◆ **Problem to work on**:
Go through the listing and copy every line word for word.

◆ **Available data**:
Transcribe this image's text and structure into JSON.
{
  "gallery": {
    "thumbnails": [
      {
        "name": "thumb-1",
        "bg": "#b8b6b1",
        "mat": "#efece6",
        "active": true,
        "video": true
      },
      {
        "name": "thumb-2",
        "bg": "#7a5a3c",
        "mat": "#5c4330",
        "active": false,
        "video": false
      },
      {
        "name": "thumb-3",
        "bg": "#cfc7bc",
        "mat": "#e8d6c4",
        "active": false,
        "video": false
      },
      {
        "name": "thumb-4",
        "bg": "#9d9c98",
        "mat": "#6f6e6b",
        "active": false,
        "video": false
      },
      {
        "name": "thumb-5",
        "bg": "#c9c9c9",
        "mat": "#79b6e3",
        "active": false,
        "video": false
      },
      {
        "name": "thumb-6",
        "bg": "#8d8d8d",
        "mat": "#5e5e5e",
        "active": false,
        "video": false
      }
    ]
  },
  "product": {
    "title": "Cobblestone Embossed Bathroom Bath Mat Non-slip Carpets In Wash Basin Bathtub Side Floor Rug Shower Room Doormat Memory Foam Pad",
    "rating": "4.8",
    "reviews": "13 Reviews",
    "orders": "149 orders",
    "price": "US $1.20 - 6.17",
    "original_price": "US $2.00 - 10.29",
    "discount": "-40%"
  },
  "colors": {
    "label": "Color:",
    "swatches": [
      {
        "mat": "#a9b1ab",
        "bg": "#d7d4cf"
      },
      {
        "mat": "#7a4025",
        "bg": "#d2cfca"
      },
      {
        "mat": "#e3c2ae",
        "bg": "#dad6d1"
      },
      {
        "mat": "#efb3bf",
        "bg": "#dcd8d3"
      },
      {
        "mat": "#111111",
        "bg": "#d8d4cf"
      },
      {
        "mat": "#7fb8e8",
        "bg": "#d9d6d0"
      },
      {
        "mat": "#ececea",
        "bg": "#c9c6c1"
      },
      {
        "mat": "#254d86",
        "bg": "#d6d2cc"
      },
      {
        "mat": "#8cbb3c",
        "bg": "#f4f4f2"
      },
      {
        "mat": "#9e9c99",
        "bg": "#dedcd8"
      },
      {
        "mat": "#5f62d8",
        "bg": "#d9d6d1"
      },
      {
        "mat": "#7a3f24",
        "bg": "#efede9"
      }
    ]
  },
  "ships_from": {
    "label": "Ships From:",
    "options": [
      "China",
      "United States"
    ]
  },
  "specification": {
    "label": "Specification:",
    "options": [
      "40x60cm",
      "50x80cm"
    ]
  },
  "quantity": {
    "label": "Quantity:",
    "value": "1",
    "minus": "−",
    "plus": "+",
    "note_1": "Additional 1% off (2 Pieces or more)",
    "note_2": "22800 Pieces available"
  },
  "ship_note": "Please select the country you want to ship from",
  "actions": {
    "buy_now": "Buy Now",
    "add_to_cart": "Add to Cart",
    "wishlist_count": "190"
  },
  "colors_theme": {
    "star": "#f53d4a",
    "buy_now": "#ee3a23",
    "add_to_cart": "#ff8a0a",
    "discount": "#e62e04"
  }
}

◆ **Written answer**:
Transcribe this image's text and structure into JSON.
{
  "gallery": {
    "thumbnails": [
      {
        "name": "thumb-1",
        "bg": "#b8b6b1",
        "mat": "#efece6",
        "active": true,
        "video": true
      },
      {
        "name": "thumb-2",
        "bg": "#7a5a3c",
        "mat": "#5c4330",
        "active": false,
        "video": false
      },
      {
        "name": "thumb-3",
        "bg": "#cfc7bc",
        "mat": "#e8d6c4",
        "active": false,
        "video": false
      },
      {
        "name": "thumb-4",
        "bg": "#9d9c98",
        "mat": "#6f6e6b",
        "active": false,
        "video": false
      },
      {
        "name": "thumb-5",
        "bg": "#c9c9c9",
        "mat": "#79b6e3",
        "active": false,
        "video": false
      },
      {
        "name": "thumb-6",
        "bg": "#8d8d8d",
        "mat": "#5e5e5e",
        "active": false,
        "video": false
      }
    ]
  },
  "product": {
    "title": "Cobblestone Embossed Bathroom Bath Mat Non-slip Carpets In Wash Basin Bathtub Side Floor Rug Shower Room Doormat Memory Foam Pad",
    "rating": "4.8",
    "reviews": "13 Reviews",
    "orders": "149 orders",
    "price": "US $1.20 - 6.17",
    "original_price": "US $2.00 - 10.29",
    "discount": "-40%"
  },
  "colors": {
    "label": "Color:",
    "swatches": [
      {
        "mat": "#a9b1ab",
        "bg": "#d7d4cf"
      },
      {
        "mat": "#7a4025",
        "bg": "#d2cfca"
      },
      {
        "mat": "#e3c2ae",
        "bg": "#dad6d1"
      },
      {
        "mat": "#efb3bf",
        "bg": "#dcd8d3"
      },
      {
        "mat": "#111111",
        "bg": "#d8d4cf"
      },
      {
        "mat": "#7fb8e8",
        "bg": "#d9d6d0"
      },
      {
        "mat": "#ececea",
        "bg": "#c9c6c1"
      },
      {
        "mat": "#254d86",
        "bg": "#d6d2cc"
      },
      {
        "mat": "#8cbb3c",
        "bg": "#f4f4f2"
      },
      {
        "mat": "#9e9c99",
        "bg": "#dedcd8"
      },
      {
        "mat": "#5f62d8",
        "bg": "#d9d6d1"
      },
      {
        "mat": "#7a3f24",
        "bg": "#efede9"
      }
    ]
  },
  "ships_from": {
    "label": "Ships From:",
    "options": [
      "China",
      "United States"
    ]
  },
  "specification": {
    "label": "Specification:",
    "options": [
      "40x60cm",
      "50x80cm"
    ]
  },
  "quantity": {
    "label": "Quantity:",
    "value": "1",
    "minus": "−",
    "plus": "+",
    "note_1": "Additional 1% off (2 Pieces or more)",
    "note_2": "22800 Pieces available"
  },
  "ship_note": "Please select the country you want to ship from",
  "actions": {
    "buy_now": "Buy Now",
    "add_to_cart": "Add to Cart",
    "wishlist_count": "190"
  },
  "colors_theme": {
    "star": "#f53d4a",
    "buy_now": "#ee3a23",
    "add_to_cart": "#ff8a0a",
    "discount": "#e62e04"
  }
}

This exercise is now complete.